**To be done**: Locate every line in the records below that holds the word "Illustrations" and return each one.

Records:
============
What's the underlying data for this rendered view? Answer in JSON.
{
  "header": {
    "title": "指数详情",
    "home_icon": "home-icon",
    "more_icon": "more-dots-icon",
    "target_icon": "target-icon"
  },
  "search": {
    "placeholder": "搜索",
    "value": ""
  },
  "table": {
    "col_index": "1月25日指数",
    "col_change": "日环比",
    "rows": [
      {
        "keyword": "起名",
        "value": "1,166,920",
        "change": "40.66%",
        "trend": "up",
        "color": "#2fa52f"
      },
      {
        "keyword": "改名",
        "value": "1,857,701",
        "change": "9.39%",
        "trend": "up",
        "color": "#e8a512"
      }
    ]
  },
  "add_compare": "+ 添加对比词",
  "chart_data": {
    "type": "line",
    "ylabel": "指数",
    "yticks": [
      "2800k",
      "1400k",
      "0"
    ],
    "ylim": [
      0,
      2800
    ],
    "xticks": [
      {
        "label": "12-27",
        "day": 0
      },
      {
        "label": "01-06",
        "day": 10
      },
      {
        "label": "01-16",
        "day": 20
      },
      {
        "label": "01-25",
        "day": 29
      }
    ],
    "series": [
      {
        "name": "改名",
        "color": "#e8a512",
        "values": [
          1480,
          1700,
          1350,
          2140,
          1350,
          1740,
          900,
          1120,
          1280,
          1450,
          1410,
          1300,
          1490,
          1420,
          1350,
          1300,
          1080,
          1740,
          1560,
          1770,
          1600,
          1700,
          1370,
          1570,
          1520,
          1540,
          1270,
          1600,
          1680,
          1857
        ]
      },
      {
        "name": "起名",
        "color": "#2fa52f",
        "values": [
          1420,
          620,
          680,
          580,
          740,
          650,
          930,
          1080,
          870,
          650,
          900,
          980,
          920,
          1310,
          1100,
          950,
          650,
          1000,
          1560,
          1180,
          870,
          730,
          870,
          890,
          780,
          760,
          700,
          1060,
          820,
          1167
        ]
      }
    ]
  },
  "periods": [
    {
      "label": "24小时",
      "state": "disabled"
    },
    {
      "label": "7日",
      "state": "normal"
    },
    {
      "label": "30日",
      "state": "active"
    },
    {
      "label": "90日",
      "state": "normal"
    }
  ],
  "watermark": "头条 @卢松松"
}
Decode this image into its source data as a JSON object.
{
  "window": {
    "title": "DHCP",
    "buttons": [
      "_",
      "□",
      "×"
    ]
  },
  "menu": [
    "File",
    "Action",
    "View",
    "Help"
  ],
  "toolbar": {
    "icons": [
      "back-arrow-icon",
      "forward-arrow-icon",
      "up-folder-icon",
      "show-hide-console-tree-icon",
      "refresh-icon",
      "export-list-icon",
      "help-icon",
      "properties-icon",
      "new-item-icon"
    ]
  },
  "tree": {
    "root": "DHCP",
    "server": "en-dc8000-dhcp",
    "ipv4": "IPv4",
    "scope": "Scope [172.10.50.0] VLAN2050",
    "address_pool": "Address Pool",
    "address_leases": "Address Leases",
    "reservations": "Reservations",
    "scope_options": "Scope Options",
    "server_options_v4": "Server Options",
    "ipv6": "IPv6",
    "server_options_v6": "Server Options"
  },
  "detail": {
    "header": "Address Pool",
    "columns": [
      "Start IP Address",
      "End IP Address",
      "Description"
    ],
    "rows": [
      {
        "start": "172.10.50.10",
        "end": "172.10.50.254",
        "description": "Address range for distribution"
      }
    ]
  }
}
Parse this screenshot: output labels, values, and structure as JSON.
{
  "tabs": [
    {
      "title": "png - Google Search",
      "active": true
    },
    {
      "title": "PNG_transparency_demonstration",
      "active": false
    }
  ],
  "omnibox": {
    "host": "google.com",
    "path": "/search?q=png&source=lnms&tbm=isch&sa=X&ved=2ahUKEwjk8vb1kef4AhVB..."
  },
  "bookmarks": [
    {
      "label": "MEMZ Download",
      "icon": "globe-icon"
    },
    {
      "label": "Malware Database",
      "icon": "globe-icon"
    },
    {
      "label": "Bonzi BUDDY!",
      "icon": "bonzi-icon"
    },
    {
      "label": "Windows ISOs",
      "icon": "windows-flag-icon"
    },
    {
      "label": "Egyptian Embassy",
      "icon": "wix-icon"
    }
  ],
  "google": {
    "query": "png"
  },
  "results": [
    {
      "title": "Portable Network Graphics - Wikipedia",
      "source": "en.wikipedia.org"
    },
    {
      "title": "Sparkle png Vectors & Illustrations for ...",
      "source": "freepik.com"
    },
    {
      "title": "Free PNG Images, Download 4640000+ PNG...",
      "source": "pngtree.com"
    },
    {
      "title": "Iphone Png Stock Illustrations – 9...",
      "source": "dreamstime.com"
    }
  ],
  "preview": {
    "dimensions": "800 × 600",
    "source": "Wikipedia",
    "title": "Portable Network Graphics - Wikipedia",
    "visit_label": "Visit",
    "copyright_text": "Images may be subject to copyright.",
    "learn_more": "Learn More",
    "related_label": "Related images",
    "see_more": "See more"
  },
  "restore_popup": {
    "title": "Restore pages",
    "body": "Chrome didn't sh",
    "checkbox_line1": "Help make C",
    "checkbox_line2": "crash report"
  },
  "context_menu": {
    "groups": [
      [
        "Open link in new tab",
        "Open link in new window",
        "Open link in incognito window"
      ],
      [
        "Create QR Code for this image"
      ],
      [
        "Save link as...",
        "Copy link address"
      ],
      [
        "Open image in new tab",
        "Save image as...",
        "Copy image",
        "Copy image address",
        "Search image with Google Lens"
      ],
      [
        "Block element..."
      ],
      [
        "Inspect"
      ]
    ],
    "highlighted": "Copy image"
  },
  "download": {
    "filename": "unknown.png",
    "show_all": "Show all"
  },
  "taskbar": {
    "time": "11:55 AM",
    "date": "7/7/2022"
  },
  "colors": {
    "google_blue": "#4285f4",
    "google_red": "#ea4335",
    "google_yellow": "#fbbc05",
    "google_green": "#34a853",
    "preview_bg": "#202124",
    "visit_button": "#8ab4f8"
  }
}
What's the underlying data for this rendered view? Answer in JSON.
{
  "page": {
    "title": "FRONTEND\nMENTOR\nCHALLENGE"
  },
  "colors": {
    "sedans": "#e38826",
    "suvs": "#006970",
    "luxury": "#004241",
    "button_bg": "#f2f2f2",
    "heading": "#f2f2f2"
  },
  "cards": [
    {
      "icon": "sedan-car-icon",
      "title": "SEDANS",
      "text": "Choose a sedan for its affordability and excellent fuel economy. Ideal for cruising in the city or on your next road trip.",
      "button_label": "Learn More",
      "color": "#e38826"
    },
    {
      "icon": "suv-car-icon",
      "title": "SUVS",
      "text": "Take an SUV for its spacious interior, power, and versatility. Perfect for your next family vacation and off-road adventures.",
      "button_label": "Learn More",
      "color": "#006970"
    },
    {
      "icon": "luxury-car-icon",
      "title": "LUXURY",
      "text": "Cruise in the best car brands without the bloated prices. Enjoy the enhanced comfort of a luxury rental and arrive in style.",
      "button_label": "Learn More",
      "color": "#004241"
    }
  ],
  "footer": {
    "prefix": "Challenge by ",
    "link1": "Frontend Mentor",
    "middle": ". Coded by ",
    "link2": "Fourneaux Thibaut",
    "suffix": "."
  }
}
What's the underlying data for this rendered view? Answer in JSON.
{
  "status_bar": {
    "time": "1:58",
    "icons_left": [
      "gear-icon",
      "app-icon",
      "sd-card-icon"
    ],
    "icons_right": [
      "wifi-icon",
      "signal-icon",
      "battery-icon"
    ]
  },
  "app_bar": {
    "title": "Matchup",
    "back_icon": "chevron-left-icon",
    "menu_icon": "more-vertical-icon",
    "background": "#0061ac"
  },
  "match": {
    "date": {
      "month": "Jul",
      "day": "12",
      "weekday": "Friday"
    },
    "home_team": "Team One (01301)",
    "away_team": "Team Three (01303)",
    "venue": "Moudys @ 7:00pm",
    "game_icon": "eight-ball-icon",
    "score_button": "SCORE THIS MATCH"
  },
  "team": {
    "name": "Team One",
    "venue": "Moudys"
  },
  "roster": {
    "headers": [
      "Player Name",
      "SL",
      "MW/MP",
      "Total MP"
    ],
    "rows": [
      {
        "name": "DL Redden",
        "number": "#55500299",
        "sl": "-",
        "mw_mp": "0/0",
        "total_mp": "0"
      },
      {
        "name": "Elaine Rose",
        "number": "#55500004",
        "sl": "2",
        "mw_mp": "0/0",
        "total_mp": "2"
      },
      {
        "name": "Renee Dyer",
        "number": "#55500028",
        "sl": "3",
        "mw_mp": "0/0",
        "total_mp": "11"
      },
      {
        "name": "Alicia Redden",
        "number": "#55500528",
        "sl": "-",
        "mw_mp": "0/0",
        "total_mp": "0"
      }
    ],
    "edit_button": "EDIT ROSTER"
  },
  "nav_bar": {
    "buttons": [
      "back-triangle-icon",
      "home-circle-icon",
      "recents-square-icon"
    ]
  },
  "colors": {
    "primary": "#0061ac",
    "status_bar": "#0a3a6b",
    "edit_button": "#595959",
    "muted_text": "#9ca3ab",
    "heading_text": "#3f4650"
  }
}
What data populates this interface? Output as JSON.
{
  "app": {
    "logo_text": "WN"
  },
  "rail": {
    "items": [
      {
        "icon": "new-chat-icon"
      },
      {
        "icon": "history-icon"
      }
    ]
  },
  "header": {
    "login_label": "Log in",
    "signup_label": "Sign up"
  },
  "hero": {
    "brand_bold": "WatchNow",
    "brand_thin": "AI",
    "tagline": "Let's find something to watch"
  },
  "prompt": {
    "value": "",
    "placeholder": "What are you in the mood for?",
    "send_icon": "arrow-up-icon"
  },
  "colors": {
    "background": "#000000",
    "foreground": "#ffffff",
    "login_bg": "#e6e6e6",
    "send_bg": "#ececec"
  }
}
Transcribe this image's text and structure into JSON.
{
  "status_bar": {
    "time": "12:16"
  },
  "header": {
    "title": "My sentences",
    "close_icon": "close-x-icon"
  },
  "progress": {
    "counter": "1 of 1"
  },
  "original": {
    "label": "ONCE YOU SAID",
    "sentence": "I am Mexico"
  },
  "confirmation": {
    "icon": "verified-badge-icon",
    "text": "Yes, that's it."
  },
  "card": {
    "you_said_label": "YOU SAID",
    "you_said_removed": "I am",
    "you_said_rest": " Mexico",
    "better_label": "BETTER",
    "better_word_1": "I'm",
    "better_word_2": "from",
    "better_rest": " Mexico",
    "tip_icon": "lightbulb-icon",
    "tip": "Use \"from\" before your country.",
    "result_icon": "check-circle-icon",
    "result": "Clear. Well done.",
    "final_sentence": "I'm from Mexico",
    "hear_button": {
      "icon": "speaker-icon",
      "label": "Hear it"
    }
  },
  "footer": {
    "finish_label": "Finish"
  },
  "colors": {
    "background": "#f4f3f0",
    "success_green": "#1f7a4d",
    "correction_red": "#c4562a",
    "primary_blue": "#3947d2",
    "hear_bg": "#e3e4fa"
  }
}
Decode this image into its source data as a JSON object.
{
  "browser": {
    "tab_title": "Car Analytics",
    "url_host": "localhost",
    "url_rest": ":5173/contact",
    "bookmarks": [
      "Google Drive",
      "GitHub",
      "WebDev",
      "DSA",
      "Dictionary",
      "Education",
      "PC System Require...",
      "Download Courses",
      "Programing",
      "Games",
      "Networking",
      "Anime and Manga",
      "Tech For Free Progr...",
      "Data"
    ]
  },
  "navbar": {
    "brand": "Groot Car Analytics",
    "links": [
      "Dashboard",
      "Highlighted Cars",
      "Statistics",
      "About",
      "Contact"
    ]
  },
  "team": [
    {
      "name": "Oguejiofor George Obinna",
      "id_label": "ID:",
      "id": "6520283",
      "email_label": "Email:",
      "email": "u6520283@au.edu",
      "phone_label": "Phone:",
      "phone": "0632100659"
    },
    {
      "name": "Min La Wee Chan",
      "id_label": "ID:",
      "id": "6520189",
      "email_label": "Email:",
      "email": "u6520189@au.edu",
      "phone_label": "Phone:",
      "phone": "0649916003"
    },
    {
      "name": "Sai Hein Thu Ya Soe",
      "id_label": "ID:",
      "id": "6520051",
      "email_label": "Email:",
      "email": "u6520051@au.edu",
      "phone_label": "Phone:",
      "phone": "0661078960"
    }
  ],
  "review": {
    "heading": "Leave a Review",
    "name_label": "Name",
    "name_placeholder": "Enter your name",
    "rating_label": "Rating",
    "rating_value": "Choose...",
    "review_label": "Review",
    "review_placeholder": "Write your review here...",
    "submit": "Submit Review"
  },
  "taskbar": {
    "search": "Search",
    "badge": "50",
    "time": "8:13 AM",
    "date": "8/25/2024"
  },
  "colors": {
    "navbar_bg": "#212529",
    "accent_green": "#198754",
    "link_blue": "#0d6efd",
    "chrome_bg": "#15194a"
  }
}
============
**The output**:
      "title": "Sparkle png Vectors & Illustrations for ...",
      "title": "Iphone Png Stock Illustrations – 9...",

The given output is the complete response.